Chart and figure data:
+ + + + +

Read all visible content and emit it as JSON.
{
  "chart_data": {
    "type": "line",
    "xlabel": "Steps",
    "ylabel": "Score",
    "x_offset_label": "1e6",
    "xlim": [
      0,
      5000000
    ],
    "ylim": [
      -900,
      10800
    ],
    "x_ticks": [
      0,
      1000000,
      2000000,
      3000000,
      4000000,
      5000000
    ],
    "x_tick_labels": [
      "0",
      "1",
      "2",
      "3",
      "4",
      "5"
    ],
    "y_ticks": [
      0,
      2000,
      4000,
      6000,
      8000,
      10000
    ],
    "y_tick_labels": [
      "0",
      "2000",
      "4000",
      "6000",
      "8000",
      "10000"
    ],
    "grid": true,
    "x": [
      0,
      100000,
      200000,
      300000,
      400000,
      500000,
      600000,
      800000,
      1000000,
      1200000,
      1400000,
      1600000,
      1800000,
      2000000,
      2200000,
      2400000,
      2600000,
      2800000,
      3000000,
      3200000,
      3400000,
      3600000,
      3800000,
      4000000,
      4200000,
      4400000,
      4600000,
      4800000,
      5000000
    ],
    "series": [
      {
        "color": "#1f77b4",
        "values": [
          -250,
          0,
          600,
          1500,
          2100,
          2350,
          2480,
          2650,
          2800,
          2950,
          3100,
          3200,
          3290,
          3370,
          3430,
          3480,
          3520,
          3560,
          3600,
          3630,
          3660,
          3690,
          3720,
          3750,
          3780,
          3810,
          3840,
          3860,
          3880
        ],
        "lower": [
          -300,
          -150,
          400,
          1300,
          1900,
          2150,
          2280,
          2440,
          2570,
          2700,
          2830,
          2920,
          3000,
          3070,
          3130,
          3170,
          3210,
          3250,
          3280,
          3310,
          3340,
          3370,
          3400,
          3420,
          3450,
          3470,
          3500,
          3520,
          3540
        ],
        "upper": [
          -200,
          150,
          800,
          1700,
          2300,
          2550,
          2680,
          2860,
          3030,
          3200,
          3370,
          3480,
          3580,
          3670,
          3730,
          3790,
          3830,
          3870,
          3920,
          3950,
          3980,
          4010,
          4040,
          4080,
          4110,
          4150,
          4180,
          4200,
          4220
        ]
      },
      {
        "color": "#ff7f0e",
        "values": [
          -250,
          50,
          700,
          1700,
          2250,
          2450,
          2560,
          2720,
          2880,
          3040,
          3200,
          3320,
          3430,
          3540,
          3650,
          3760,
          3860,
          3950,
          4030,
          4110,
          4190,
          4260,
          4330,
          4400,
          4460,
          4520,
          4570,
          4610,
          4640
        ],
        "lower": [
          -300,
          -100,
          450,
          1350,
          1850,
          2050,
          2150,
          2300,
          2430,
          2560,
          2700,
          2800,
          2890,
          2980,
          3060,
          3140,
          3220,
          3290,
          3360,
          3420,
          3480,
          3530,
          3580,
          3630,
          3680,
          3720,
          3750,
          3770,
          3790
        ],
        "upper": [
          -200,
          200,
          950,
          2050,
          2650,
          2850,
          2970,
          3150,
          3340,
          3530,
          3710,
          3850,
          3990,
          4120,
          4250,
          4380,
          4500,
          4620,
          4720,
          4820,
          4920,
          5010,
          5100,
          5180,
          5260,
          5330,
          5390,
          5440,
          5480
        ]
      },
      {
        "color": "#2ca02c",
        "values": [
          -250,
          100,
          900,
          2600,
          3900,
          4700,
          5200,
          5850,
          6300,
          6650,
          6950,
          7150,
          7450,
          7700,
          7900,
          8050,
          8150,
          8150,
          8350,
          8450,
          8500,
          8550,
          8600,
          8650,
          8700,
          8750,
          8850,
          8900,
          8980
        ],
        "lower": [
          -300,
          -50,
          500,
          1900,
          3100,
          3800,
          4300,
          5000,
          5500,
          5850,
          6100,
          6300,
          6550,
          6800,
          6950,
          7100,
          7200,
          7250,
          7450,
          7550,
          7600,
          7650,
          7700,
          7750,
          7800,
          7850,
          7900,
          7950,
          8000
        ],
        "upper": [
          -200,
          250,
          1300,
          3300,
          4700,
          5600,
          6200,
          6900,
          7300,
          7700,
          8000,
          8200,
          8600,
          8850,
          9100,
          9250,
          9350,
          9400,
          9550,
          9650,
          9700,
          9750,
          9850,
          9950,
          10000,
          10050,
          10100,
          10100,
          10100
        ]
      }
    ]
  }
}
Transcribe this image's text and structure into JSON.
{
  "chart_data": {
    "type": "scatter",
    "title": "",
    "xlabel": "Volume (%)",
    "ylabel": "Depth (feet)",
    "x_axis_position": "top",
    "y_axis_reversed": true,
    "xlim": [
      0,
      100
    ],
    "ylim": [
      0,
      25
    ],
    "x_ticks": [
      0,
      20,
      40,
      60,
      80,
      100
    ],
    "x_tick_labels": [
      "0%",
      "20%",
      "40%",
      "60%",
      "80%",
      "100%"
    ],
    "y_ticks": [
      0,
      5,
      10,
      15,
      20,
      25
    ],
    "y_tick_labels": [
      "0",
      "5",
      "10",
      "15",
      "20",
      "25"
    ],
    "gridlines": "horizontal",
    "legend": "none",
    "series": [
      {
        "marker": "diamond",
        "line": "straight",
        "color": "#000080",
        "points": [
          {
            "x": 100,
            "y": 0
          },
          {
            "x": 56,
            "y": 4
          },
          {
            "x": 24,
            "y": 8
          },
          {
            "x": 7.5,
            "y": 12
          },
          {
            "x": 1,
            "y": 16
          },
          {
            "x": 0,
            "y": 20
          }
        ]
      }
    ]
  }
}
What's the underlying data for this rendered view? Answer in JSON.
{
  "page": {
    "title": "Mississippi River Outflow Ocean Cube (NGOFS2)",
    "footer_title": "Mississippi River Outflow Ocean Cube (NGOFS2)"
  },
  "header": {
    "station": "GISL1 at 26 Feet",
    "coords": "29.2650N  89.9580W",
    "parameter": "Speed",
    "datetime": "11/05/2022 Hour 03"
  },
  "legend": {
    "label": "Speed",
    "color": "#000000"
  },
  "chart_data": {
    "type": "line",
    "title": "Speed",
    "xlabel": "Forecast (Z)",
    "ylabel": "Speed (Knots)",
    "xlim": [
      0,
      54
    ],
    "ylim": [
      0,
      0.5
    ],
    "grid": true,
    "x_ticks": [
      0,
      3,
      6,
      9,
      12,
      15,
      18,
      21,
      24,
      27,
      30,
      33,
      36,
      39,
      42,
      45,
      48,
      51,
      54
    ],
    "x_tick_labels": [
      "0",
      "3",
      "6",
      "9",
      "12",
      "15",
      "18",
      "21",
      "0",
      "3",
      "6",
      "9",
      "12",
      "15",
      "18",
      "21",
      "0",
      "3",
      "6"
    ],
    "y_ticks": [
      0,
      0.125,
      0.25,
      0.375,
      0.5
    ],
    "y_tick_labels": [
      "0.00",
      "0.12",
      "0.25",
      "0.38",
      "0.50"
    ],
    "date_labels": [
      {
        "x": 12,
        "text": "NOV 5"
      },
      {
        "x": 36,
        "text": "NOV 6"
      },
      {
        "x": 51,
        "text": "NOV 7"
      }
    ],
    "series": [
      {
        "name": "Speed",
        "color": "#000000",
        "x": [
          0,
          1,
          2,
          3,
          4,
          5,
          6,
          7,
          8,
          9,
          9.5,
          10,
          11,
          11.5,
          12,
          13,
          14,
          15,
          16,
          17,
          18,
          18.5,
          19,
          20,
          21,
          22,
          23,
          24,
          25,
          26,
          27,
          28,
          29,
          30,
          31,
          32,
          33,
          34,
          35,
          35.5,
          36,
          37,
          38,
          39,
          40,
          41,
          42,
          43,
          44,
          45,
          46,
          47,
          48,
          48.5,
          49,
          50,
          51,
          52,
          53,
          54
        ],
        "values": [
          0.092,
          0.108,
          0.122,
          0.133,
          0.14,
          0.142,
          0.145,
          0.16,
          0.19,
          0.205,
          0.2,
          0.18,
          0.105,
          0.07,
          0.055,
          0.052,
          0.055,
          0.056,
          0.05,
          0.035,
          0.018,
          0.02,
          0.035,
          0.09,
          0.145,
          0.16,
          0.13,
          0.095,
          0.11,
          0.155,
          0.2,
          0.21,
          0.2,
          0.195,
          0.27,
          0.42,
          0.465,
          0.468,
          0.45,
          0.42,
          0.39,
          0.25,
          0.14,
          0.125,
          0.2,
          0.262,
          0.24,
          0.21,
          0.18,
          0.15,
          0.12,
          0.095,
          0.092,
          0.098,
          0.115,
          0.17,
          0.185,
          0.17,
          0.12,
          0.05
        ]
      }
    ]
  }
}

+ + + + +

Find each line that has the word "Ocean", then copy it out.

    "title": "Mississippi River Outflow Ocean Cube (NGOFS2)",
    "footer_title": "Mississippi River Outflow Ocean Cube (NGOFS2)"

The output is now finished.